- Your instructions
Every line from the one with "Read out every word on this page." through the end of the records below should be restated word for word, and nothing outside that span.

- Extracted data entries
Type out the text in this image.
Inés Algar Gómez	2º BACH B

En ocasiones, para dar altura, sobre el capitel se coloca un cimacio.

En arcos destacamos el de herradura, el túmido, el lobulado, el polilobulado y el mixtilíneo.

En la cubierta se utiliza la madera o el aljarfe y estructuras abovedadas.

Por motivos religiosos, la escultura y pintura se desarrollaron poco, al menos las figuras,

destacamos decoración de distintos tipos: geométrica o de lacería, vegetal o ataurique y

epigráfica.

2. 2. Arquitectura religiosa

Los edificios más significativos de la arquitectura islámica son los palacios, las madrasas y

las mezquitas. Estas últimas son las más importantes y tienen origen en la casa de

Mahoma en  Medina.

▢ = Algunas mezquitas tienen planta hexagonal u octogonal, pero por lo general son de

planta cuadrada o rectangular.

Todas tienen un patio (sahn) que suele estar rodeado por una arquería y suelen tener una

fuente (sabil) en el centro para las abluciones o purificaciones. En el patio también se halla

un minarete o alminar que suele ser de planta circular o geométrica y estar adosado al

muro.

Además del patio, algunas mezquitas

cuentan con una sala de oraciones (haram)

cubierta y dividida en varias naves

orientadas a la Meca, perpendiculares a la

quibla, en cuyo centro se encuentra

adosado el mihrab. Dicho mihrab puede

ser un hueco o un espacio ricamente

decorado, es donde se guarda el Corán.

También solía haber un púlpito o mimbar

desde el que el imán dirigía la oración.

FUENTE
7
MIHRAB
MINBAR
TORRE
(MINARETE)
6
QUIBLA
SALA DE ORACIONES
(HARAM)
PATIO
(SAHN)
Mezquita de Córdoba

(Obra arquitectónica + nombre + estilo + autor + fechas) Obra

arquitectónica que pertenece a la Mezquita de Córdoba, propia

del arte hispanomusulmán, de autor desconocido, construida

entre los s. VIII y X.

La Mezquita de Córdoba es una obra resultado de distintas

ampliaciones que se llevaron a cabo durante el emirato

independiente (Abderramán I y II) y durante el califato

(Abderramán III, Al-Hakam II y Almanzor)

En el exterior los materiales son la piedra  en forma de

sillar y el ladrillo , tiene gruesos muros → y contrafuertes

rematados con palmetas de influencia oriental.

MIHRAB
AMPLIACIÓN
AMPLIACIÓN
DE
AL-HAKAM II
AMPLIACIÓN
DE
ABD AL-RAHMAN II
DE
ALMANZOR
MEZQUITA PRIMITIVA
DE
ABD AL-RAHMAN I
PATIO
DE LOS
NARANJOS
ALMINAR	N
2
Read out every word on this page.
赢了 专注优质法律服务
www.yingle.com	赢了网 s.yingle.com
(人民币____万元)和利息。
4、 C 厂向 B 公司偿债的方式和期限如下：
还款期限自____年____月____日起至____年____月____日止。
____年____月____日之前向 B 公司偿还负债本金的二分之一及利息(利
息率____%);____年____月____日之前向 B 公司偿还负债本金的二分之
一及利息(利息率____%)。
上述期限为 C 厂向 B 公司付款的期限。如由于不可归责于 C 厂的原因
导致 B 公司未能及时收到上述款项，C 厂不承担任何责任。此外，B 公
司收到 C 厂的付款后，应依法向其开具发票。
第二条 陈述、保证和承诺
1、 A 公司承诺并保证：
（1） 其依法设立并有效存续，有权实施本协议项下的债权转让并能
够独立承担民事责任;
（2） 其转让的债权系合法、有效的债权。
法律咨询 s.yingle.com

- Finished task
Read out every word on this page.
赢了 专注优质法律服务
www.yingle.com	赢了网 s.yingle.com
(人民币____万元)和利息。
4、 C 厂向 B 公司偿债的方式和期限如下：
还款期限自____年____月____日起至____年____月____日止。
____年____月____日之前向 B 公司偿还负债本金的二分之一及利息(利
息率____%);____年____月____日之前向 B 公司偿还负债本金的二分之
一及利息(利息率____%)。
上述期限为 C 厂向 B 公司付款的期限。如由于不可归责于 C 厂的原因
导致 B 公司未能及时收到上述款项，C 厂不承担任何责任。此外，B 公
司收到 C 厂的付款后，应依法向其开具发票。
第二条 陈述、保证和承诺
1、 A 公司承诺并保证：
（1） 其依法设立并有效存续，有权实施本协议项下的债权转让并能
够独立承担民事责任;
（2） 其转让的债权系合法、有效的债权。
法律咨询 s.yingle.com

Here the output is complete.